SET PROBLEM
Copy out all the records, word for word.
--- --- ---
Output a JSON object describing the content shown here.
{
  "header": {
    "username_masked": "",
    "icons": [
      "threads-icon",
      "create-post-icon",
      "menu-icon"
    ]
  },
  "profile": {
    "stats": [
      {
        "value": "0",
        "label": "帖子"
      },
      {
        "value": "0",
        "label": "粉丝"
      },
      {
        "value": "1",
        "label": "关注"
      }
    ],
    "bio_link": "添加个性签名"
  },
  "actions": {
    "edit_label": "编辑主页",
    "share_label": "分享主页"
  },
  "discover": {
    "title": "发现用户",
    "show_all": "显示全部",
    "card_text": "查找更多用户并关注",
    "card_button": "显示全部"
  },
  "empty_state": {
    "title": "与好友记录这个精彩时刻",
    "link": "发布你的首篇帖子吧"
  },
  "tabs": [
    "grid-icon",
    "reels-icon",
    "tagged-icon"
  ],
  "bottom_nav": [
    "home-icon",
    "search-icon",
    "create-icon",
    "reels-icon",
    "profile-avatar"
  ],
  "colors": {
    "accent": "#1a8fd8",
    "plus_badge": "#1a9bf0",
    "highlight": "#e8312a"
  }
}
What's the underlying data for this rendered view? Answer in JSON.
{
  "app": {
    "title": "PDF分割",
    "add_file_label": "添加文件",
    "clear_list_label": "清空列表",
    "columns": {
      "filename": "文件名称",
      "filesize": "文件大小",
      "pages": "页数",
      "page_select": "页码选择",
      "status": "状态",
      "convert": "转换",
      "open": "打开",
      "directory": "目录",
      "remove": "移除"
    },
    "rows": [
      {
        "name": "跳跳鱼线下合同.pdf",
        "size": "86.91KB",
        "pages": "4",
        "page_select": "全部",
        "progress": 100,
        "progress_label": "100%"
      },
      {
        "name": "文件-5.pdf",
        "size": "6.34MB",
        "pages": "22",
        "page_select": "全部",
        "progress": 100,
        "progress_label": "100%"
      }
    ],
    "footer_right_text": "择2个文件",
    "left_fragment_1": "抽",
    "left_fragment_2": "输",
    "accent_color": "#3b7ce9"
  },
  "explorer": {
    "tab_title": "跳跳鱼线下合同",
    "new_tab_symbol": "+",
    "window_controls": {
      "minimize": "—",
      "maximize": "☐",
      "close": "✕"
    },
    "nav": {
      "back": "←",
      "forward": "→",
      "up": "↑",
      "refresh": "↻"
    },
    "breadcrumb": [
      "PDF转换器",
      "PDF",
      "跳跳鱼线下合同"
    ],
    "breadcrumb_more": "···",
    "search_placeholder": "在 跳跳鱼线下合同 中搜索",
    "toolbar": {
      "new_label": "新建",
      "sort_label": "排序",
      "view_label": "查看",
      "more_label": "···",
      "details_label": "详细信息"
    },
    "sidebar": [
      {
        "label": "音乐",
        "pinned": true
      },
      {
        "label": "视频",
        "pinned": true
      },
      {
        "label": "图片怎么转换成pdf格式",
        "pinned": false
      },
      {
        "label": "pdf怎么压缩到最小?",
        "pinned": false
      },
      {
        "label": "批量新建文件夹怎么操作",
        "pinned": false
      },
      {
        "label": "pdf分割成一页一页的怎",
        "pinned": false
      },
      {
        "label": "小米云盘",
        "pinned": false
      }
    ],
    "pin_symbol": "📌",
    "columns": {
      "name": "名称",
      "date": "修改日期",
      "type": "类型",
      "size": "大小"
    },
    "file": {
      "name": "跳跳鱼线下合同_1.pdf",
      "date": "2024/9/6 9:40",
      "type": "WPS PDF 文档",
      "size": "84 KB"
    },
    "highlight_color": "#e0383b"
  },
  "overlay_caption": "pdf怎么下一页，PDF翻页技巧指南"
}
--- --- ---
COMPLETE RESPONSE
Output a JSON object describing the content shown here.
{
  "header": {
    "username_masked": "",
    "icons": [
      "threads-icon",
      "create-post-icon",
      "menu-icon"
    ]
  },
  "profile": {
    "stats": [
      {
        "value": "0",
        "label": "帖子"
      },
      {
        "value": "0",
        "label": "粉丝"
      },
      {
        "value": "1",
        "label": "关注"
      }
    ],
    "bio_link": "添加个性签名"
  },
  "actions": {
    "edit_label": "编辑主页",
    "share_label": "分享主页"
  },
  "discover": {
    "title": "发现用户",
    "show_all": "显示全部",
    "card_text": "查找更多用户并关注",
    "card_button": "显示全部"
  },
  "empty_state": {
    "title": "与好友记录这个精彩时刻",
    "link": "发布你的首篇帖子吧"
  },
  "tabs": [
    "grid-icon",
    "reels-icon",
    "tagged-icon"
  ],
  "bottom_nav": [
    "home-icon",
    "search-icon",
    "create-icon",
    "reels-icon",
    "profile-avatar"
  ],
  "colors": {
    "accent": "#1a8fd8",
    "plus_badge": "#1a9bf0",
    "highlight": "#e8312a"
  }
}
What's the underlying data for this rendered view? Answer in JSON.
{
  "app": {
    "title": "PDF分割",
    "add_file_label": "添加文件",
    "clear_list_label": "清空列表",
    "columns": {
      "filename": "文件名称",
      "filesize": "文件大小",
      "pages": "页数",
      "page_select": "页码选择",
      "status": "状态",
      "convert": "转换",
      "open": "打开",
      "directory": "目录",
      "remove": "移除"
    },
    "rows": [
      {
        "name": "跳跳鱼线下合同.pdf",
        "size": "86.91KB",
        "pages": "4",
        "page_select": "全部",
        "progress": 100,
        "progress_label": "100%"
      },
      {
        "name": "文件-5.pdf",
        "size": "6.34MB",
        "pages": "22",
        "page_select": "全部",
        "progress": 100,
        "progress_label": "100%"
      }
    ],
    "footer_right_text": "择2个文件",
    "left_fragment_1": "抽",
    "left_fragment_2": "输",
    "accent_color": "#3b7ce9"
  },
  "explorer": {
    "tab_title": "跳跳鱼线下合同",
    "new_tab_symbol": "+",
    "window_controls": {
      "minimize": "—",
      "maximize": "☐",
      "close": "✕"
    },
    "nav": {
      "back": "←",
      "forward": "→",
      "up": "↑",
      "refresh": "↻"
    },
    "breadcrumb": [
      "PDF转换器",
      "PDF",
      "跳跳鱼线下合同"
    ],
    "breadcrumb_more": "···",
    "search_placeholder": "在 跳跳鱼线下合同 中搜索",
    "toolbar": {
      "new_label": "新建",
      "sort_label": "排序",
      "view_label": "查看",
      "more_label": "···",
      "details_label": "详细信息"
    },
    "sidebar": [
      {
        "label": "音乐",
        "pinned": true
      },
      {
        "label": "视频",
        "pinned": true
      },
      {
        "label": "图片怎么转换成pdf格式",
        "pinned": false
      },
      {
        "label": "pdf怎么压缩到最小?",
        "pinned": false
      },
      {
        "label": "批量新建文件夹怎么操作",
        "pinned": false
      },
      {
        "label": "pdf分割成一页一页的怎",
        "pinned": false
      },
      {
        "label": "小米云盘",
        "pinned": false
      }
    ],
    "pin_symbol": "📌",
    "columns": {
      "name": "名称",
      "date": "修改日期",
      "type": "类型",
      "size": "大小"
    },
    "file": {
      "name": "跳跳鱼线下合同_1.pdf",
      "date": "2024/9/6 9:40",
      "type": "WPS PDF 文档",
      "size": "84 KB"
    },
    "highlight_color": "#e0383b"
  },
  "overlay_caption": "pdf怎么下一页，PDF翻页技巧指南"
}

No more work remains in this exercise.